**EXERCISE DESCRIPTION**
Only the number is wanted: tally the lines below that contain the word "volgt".

**DATASET ENTRIES**

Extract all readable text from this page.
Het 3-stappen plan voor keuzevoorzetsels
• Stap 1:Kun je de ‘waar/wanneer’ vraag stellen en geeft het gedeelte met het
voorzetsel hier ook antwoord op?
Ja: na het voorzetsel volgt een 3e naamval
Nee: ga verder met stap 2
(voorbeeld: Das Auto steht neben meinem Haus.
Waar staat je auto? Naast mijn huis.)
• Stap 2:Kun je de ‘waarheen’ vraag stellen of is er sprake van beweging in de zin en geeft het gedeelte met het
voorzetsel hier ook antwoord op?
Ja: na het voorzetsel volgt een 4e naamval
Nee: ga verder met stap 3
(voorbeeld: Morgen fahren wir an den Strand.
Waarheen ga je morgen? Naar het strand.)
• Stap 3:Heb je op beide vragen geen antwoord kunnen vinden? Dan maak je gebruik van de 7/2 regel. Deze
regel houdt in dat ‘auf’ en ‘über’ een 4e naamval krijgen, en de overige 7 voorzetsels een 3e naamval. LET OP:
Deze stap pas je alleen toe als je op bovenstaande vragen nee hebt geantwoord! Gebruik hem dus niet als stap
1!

**ANSWER**
2